TASK DESCRIPTION => Reproduce the listing below with every "interactable" swapped for "clickable" and nothing else altered. Omit the pictures from your answer.

---

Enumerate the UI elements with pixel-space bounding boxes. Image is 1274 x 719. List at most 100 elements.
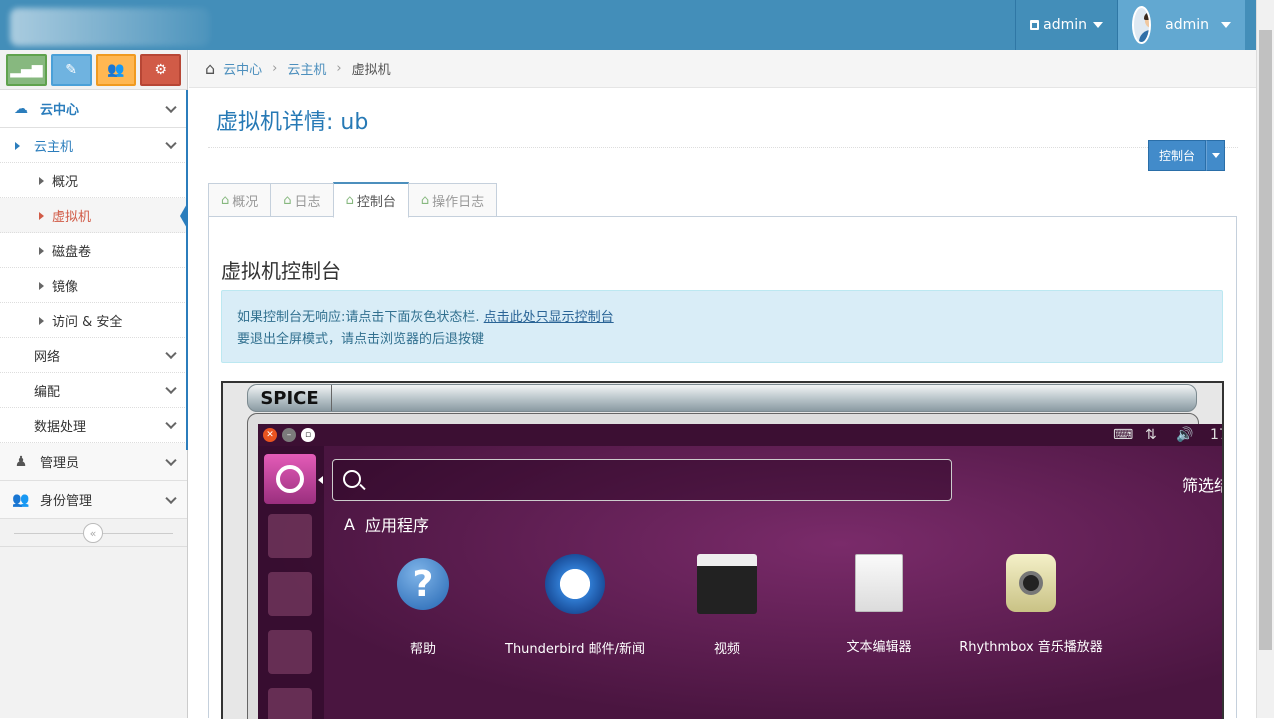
console-button[interactable]: 控制台 xyxy=(1148,140,1207,171)
tab-overview[interactable]: ⌂ 概况 xyxy=(208,183,272,217)
sidebar-item-label: 云主机 xyxy=(34,139,74,155)
video-icon xyxy=(697,554,757,614)
app-video[interactable]: 视频 xyxy=(652,554,802,657)
sidebar-item-admin[interactable]: ♟ 管理员 xyxy=(0,443,187,481)
caret-right-icon xyxy=(39,177,44,185)
sidebar-item-images[interactable]: 镜像 xyxy=(0,268,187,303)
scrollbar-thumb[interactable] xyxy=(1259,30,1272,650)
spice-status-bar[interactable]: SPICE xyxy=(247,384,1197,412)
users-icon: 👥 xyxy=(12,491,30,508)
files-icon[interactable] xyxy=(268,514,312,558)
sidebar-item-label: 身份管理 xyxy=(40,494,93,509)
calc-icon[interactable] xyxy=(268,688,312,719)
sidebar-item-overview[interactable]: 概况 xyxy=(0,163,187,198)
ubuntu-dash-button[interactable] xyxy=(264,454,316,504)
dash-search-input[interactable] xyxy=(332,459,952,501)
sidebar-item-cloud-host[interactable]: 云主机 xyxy=(0,128,187,163)
breadcrumb-link-cloud-host[interactable]: 云主机 xyxy=(287,59,326,78)
vm-screen[interactable]: ✕ – ▫ ⌨ ⇅ 🔊 17 xyxy=(247,413,1222,719)
card-icon xyxy=(1030,20,1040,30)
maximize-icon[interactable]: ▫ xyxy=(301,428,315,442)
chevron-down-icon xyxy=(165,347,177,360)
console-button-group: 控制台 xyxy=(1148,140,1226,171)
console-dropdown-toggle[interactable] xyxy=(1206,140,1226,171)
filter-results-label[interactable]: 筛选结 xyxy=(1182,472,1222,496)
thunderbird-icon xyxy=(545,554,605,614)
tab-label: 日志 xyxy=(294,194,321,210)
double-angle-left-icon[interactable]: « xyxy=(83,523,103,543)
cogs-shortcut-button[interactable]: ⚙ xyxy=(140,54,181,86)
breadcrumb-current: 虚拟机 xyxy=(351,63,391,78)
volume-icon[interactable]: 🔊 xyxy=(1176,427,1193,443)
keyboard-icon[interactable]: ⌨ xyxy=(1113,427,1133,443)
home-icon: ⌂ xyxy=(345,193,354,208)
user-label: admin xyxy=(1165,17,1209,33)
chevron-down-icon xyxy=(165,492,177,504)
app-label: Rhythmbox 音乐播放器 xyxy=(959,640,1103,655)
sidebar-item-access-security[interactable]: 访问 & 安全 xyxy=(0,303,187,338)
users-shortcut-button[interactable]: 👥 xyxy=(95,54,137,86)
show-console-only-link[interactable]: 点击此处只显示控制台 xyxy=(484,310,614,325)
sidebar-item-label: 数据处理 xyxy=(34,419,87,435)
search-icon xyxy=(343,470,361,488)
network-icon[interactable]: ⇅ xyxy=(1145,427,1157,443)
sidebar-item-volumes[interactable]: 磁盘卷 xyxy=(0,233,187,268)
breadcrumb-separator: › xyxy=(336,61,342,76)
home-icon: ⌂ xyxy=(420,192,430,208)
spice-label: SPICE xyxy=(248,385,332,411)
writer-icon[interactable] xyxy=(268,630,312,674)
app-help[interactable]: ? 帮助 xyxy=(348,554,498,657)
vm-console[interactable]: SPICE ✕ – ▫ ⌨ ⇅ 🔊 17 xyxy=(221,381,1224,719)
home-icon[interactable]: ⌂ xyxy=(205,59,215,78)
tab-action-log[interactable]: ⌂ 操作日志 xyxy=(407,183,498,217)
minimize-icon[interactable]: – xyxy=(282,428,296,442)
users-icon: 👥 xyxy=(107,62,125,78)
vm-name: ub xyxy=(340,110,369,135)
chart-shortcut-button[interactable]: ▂▄▆ xyxy=(6,54,47,86)
chevron-down-icon xyxy=(165,137,177,150)
page-title: 虚拟机详情: ub xyxy=(216,104,368,136)
tab-label: 操作日志 xyxy=(432,194,485,210)
admin-user-icon: ♟ xyxy=(14,453,28,470)
page-scrollbar[interactable] xyxy=(1256,0,1274,718)
help-icon: ? xyxy=(397,558,449,610)
pencil-shortcut-button[interactable]: ✎ xyxy=(50,54,92,86)
ubuntu-launcher xyxy=(258,446,324,719)
dash-arrow-icon xyxy=(318,476,323,484)
sidebar-item-identity[interactable]: 👥 身份管理 xyxy=(0,481,187,519)
app-thunderbird[interactable]: Thunderbird 邮件/新闻 xyxy=(500,554,650,657)
apps-category-icon: A xyxy=(344,514,355,534)
app-label: 帮助 xyxy=(409,642,436,657)
caret-right-icon xyxy=(39,247,44,255)
pencil-icon: ✎ xyxy=(65,62,77,78)
ubuntu-desktop[interactable]: ✕ – ▫ ⌨ ⇅ 🔊 17 xyxy=(258,424,1222,719)
sidebar-item-label: 网络 xyxy=(34,349,61,365)
sidebar-item-instances[interactable]: 虚拟机 xyxy=(0,198,188,233)
app-rhythmbox[interactable]: Rhythmbox 音乐播放器 xyxy=(956,554,1106,655)
caret-down-icon xyxy=(1093,22,1103,28)
sidebar-item-label: 访问 & 安全 xyxy=(52,314,123,330)
close-icon[interactable]: ✕ xyxy=(263,428,277,442)
sidebar-item-cloud-center[interactable]: ☁ 云中心 xyxy=(0,90,187,128)
avatar xyxy=(1132,6,1152,44)
caret-right-icon xyxy=(39,212,44,220)
caret-down-icon xyxy=(1221,22,1231,28)
top-navbar: admin admin xyxy=(0,0,1274,50)
chevron-down-icon xyxy=(165,382,177,395)
firefox-icon[interactable] xyxy=(268,572,312,616)
sidebar-item-label: 管理员 xyxy=(40,456,80,471)
brand-logo[interactable] xyxy=(10,8,210,46)
tab-log[interactable]: ⌂ 日志 xyxy=(270,183,334,217)
clock[interactable]: 17 xyxy=(1210,427,1222,443)
messages-dropdown[interactable]: admin xyxy=(1015,0,1117,50)
sidebar-item-data-processing[interactable]: 数据处理 xyxy=(0,408,187,443)
app-text-editor[interactable]: 文本编辑器 xyxy=(804,554,954,655)
caret-down-icon xyxy=(1211,153,1220,158)
user-dropdown[interactable]: admin xyxy=(1117,0,1245,50)
sidebar-item-label: 虚拟机 xyxy=(52,209,92,225)
page-title-label: 虚拟机详情: xyxy=(216,110,334,135)
sidebar-item-orchestration[interactable]: 编配 xyxy=(0,373,187,408)
breadcrumb-link-cloud-center[interactable]: 云中心 xyxy=(223,59,262,78)
tab-console[interactable]: ⌂ 控制台 xyxy=(332,182,409,218)
sidebar-item-network[interactable]: 网络 xyxy=(0,338,187,373)
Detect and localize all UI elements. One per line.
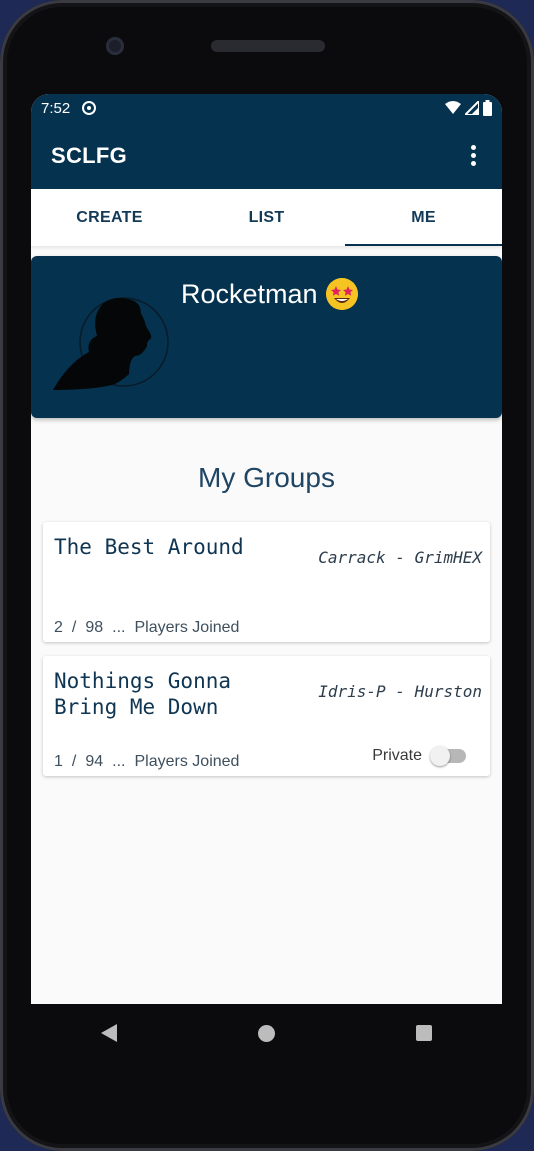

---

WRITTEN SOLUTION =>
Enumerate the UI elements with pixel-space bounding boxes. Image is 1274 x 719. List at most 100 elements.
console-button[clickable]: 控制台 xyxy=(1148,140,1207,171)
tab-overview[clickable]: ⌂ 概况 xyxy=(208,183,272,217)
sidebar-item-label: 云主机 xyxy=(34,139,74,155)
video-icon xyxy=(697,554,757,614)
app-video[clickable]: 视频 xyxy=(652,554,802,657)
sidebar-item-admin[clickable]: ♟ 管理员 xyxy=(0,443,187,481)
caret-right-icon xyxy=(39,177,44,185)
sidebar-item-images[clickable]: 镜像 xyxy=(0,268,187,303)
scrollbar-thumb[clickable] xyxy=(1259,30,1272,650)
spice-status-bar[clickable]: SPICE xyxy=(247,384,1197,412)
users-icon: 👥 xyxy=(12,491,30,508)
files-icon[clickable] xyxy=(268,514,312,558)
sidebar-item-label: 身份管理 xyxy=(40,494,93,509)
calc-icon[clickable] xyxy=(268,688,312,719)
sidebar-item-overview[clickable]: 概况 xyxy=(0,163,187,198)
ubuntu-dash-button[clickable] xyxy=(264,454,316,504)
dash-search-input[clickable] xyxy=(332,459,952,501)
sidebar-item-cloud-host[clickable]: 云主机 xyxy=(0,128,187,163)
breadcrumb-link-cloud-host[clickable]: 云主机 xyxy=(287,59,326,78)
vm-screen[clickable]: ✕ – ▫ ⌨ ⇅ 🔊 17 xyxy=(247,413,1222,719)
card-icon xyxy=(1030,20,1040,30)
maximize-icon[clickable]: ▫ xyxy=(301,428,315,442)
chevron-down-icon xyxy=(165,347,177,360)
console-button-group: 控制台 xyxy=(1148,140,1226,171)
console-dropdown-toggle[clickable] xyxy=(1206,140,1226,171)
filter-results-label[clickable]: 筛选结 xyxy=(1182,472,1222,496)
thunderbird-icon xyxy=(545,554,605,614)
tab-label: 日志 xyxy=(294,194,321,210)
double-angle-left-icon[clickable]: « xyxy=(83,523,103,543)
cogs-shortcut-button[clickable]: ⚙ xyxy=(140,54,181,86)
breadcrumb-current: 虚拟机 xyxy=(351,63,391,78)
volume-icon[clickable]: 🔊 xyxy=(1176,427,1193,443)
keyboard-icon[clickable]: ⌨ xyxy=(1113,427,1133,443)
home-icon: ⌂ xyxy=(345,193,354,208)
user-label: admin xyxy=(1165,17,1209,33)
chevron-down-icon xyxy=(165,492,177,504)
app-label: Rhythmbox 音乐播放器 xyxy=(959,640,1103,655)
sidebar-item-access-security[clickable]: 访问 & 安全 xyxy=(0,303,187,338)
users-shortcut-button[clickable]: 👥 xyxy=(95,54,137,86)
show-console-only-link[clickable]: 点击此处只显示控制台 xyxy=(484,310,614,325)
sidebar-item-label: 数据处理 xyxy=(34,419,87,435)
search-icon xyxy=(343,470,361,488)
network-icon[clickable]: ⇅ xyxy=(1145,427,1157,443)
sidebar-item-volumes[clickable]: 磁盘卷 xyxy=(0,233,187,268)
breadcrumb-separator: › xyxy=(336,61,342,76)
home-icon: ⌂ xyxy=(420,192,430,208)
spice-label: SPICE xyxy=(248,385,332,411)
writer-icon[clickable] xyxy=(268,630,312,674)
app-help[clickable]: ? 帮助 xyxy=(348,554,498,657)
vm-console[clickable]: SPICE ✕ – ▫ ⌨ ⇅ 🔊 17 xyxy=(221,381,1224,719)
home-icon[clickable]: ⌂ xyxy=(205,59,215,78)
tab-action-log[clickable]: ⌂ 操作日志 xyxy=(407,183,498,217)
minimize-icon[clickable]: – xyxy=(282,428,296,442)
users-icon: 👥 xyxy=(107,62,125,78)
vm-name: ub xyxy=(340,110,369,135)
chart-shortcut-button[clickable]: ▂▄▆ xyxy=(6,54,47,86)
chevron-down-icon xyxy=(165,137,177,150)
page-title: 虚拟机详情: ub xyxy=(216,104,368,136)
tab-label: 操作日志 xyxy=(432,194,485,210)
admin-user-icon: ♟ xyxy=(14,453,28,470)
page-scrollbar[clickable] xyxy=(1256,0,1274,718)
help-icon: ? xyxy=(397,558,449,610)
pencil-shortcut-button[clickable]: ✎ xyxy=(50,54,92,86)
ubuntu-launcher xyxy=(258,446,324,719)
dash-arrow-icon xyxy=(318,476,323,484)
sidebar-item-identity[clickable]: 👥 身份管理 xyxy=(0,481,187,519)
app-thunderbird[clickable]: Thunderbird 邮件/新闻 xyxy=(500,554,650,657)
apps-category-icon: A xyxy=(344,514,355,534)
app-label: 帮助 xyxy=(409,642,436,657)
caret-right-icon xyxy=(39,247,44,255)
pencil-icon: ✎ xyxy=(65,62,77,78)
ubuntu-desktop[clickable]: ✕ – ▫ ⌨ ⇅ 🔊 17 xyxy=(258,424,1222,719)
sidebar-item-label: 网络 xyxy=(34,349,61,365)
sidebar-item-instances[clickable]: 虚拟机 xyxy=(0,198,188,233)
app-rhythmbox[clickable]: Rhythmbox 音乐播放器 xyxy=(956,554,1106,655)
caret-down-icon xyxy=(1093,22,1103,28)
sidebar-item-label: 访问 & 安全 xyxy=(52,314,123,330)
close-icon[clickable]: ✕ xyxy=(263,428,277,442)
sidebar-item-cloud-center[clickable]: ☁ 云中心 xyxy=(0,90,187,128)
avatar xyxy=(1132,6,1152,44)
caret-right-icon xyxy=(39,212,44,220)
caret-down-icon xyxy=(1221,22,1231,28)
top-navbar: admin admin xyxy=(0,0,1274,50)
chevron-down-icon xyxy=(165,382,177,395)
firefox-icon[clickable] xyxy=(268,572,312,616)
sidebar-item-label: 管理员 xyxy=(40,456,80,471)
brand-logo[clickable] xyxy=(10,8,210,46)
tab-log[clickable]: ⌂ 日志 xyxy=(270,183,334,217)
clock[clickable]: 17 xyxy=(1210,427,1222,443)
messages-dropdown[clickable]: admin xyxy=(1015,0,1117,50)
sidebar-item-data-processing[clickable]: 数据处理 xyxy=(0,408,187,443)
app-text-editor[clickable]: 文本编辑器 xyxy=(804,554,954,655)
caret-down-icon xyxy=(1211,153,1220,158)
user-dropdown[clickable]: admin xyxy=(1117,0,1245,50)
sidebar-item-label: 虚拟机 xyxy=(52,209,92,225)
page-title-label: 虚拟机详情: xyxy=(216,110,334,135)
sidebar-item-orchestration[clickable]: 编配 xyxy=(0,373,187,408)
breadcrumb-link-cloud-center[clickable]: 云中心 xyxy=(223,59,262,78)
tab-console[clickable]: ⌂ 控制台 xyxy=(332,182,409,218)
sidebar-item-network[clickable]: 网络 xyxy=(0,338,187,373)
Detect and localize all UI elements. One per line.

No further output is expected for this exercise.